**Set task 1**
Reproduce the passage of the SEO penalties article from "Back in 2014, former" to "it is doable." word for word.
━━ Selected passage ━━
Natasa Djukanovic, CMO, Domain.me
You know how important SEO is for your business. You’ve spent hours figuring out the right combination of keywords, links and content to help your site rise in the search rankings.
But, what happens when you notice a sudden traffic drop? Chances are your website got penalized for some reason.
Back in 2014, former head of Google’s web spam team Matt Cutts reported there are over 400,000 penalties initiated by Google each month, but only around 5% of webmasters try to bounce back and retrieve their position in the SERP. Although handling penalties can be a true nightmare, there’s no reason to wave the white flag just yet. Recovering your website’s rankings takes time, but it is doable.
Is it a penalty or algorithm shift?
There are two factors that can cause your SEO to take a hit: an algorithm penalty or a manual penalty. Algorithm penalties are caused by Google’s updates to their search algorithm, which happens often. These updates affect how sites are prioritized or demoted within the search, most recently focusing on content quality, backlinks and anchor text distribution. Algorithm penalties are trickier to spot. You can catch them only by analyzing the stats in Google Analytics. To prevent this, keep track of Google Algorithm Updates and stay in the loop with the latest news from the industry.
Manual penalties aren’t related to algorithm updates, and are intentional demotions or removals of pages due to spammy SEO practices. Manual penalties can be detected within your Google Webmaster Tools account. The Google Search Quality Team notifies all webmasters if any type of direct violations of Google Webmaster Guidelines were made. You should regularly check for notifications within your account, even if you didn’t intentionally implement bad SEO practices. Sometimes, webmasters deliberately take shortcuts and use forbidden black hat SEO tricks (e.g. building link schemes, keyword stuffing, spammy behavior) for better rankings, but some violations are completely innocent and unintentional rule breaking. Whether it was intentional or not, you’ll need to address the violation in order to repair your SEO ranking.
Disavow bad backlinks
Backlinking is a tried and true method of boosting your SEO, but Google hates when you try to take advantage. Google considers the sites you associate with in cyberspace when it’s determining your ranking. Did you try to nab a high ranking from the start by getting backlinks from spammy sites? Google notices, and will promptly penalizing those who carry out this practice. Focus instead on getting reputable sources and trustworthy sites to link to your page based on its quality content.
━━━
━━ Data excerpts ━━
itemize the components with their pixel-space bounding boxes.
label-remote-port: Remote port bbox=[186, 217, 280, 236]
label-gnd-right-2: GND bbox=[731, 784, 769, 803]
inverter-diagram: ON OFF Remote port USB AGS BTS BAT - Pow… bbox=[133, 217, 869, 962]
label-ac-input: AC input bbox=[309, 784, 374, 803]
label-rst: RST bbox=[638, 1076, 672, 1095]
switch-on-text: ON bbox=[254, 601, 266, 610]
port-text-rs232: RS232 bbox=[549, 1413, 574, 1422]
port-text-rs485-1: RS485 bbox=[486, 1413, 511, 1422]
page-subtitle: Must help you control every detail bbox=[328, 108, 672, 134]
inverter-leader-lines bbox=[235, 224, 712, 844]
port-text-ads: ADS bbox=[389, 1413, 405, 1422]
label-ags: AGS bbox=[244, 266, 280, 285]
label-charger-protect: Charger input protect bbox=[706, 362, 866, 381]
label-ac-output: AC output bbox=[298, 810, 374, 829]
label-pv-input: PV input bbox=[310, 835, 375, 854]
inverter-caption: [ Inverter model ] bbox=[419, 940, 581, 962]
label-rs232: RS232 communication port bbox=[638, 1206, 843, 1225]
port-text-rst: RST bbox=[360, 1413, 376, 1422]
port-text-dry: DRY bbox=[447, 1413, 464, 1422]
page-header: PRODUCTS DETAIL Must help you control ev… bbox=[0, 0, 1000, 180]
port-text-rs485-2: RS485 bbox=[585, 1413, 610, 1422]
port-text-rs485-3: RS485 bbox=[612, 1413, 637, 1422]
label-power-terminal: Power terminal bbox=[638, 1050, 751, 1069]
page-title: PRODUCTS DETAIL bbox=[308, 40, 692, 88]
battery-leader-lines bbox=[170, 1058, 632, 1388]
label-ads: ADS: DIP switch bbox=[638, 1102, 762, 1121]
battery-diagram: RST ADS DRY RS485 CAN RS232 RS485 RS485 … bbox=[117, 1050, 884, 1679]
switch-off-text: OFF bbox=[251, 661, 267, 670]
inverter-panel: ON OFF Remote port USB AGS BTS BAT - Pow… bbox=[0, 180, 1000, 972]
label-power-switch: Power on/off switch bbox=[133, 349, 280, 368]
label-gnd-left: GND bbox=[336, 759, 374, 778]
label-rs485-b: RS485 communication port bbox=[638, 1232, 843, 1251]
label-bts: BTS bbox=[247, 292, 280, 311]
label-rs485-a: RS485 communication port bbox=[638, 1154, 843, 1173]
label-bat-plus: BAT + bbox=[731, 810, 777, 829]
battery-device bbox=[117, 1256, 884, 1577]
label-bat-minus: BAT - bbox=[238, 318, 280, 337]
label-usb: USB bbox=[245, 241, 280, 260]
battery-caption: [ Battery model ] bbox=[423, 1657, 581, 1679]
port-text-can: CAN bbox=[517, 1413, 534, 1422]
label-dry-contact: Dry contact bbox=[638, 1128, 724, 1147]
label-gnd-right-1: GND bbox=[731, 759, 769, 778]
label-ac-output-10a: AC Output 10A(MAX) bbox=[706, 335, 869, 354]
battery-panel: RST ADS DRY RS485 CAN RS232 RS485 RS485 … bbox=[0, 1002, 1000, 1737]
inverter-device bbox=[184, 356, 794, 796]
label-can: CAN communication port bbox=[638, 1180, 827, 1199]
━━━
**Set task 2**
Quote the listing exactly, from its first line through the line with "switch-on-text: ON bbox=[254, 601, 266, 610]".

**Exercise output 1**
Back in 2014, former head of Google’s web spam team Matt Cutts reported there are over 400,000 penalties initiated by Google each month, but only around 5% of webmasters try to bounce back and retrieve their position in the SERP. Although handling penalties can be a true nightmare, there’s no reason to wave the white flag just yet. Recovering your website’s rankings takes time, but it is doable.

**Exercise output 2**
itemize the components with their pixel-space bounding boxes.
label-remote-port: Remote port bbox=[186, 217, 280, 236]
label-gnd-right-2: GND bbox=[731, 784, 769, 803]
inverter-diagram: ON OFF Remote port USB AGS BTS BAT - Pow… bbox=[133, 217, 869, 962]
label-ac-input: AC input bbox=[309, 784, 374, 803]
label-rst: RST bbox=[638, 1076, 672, 1095]
switch-on-text: ON bbox=[254, 601, 266, 610]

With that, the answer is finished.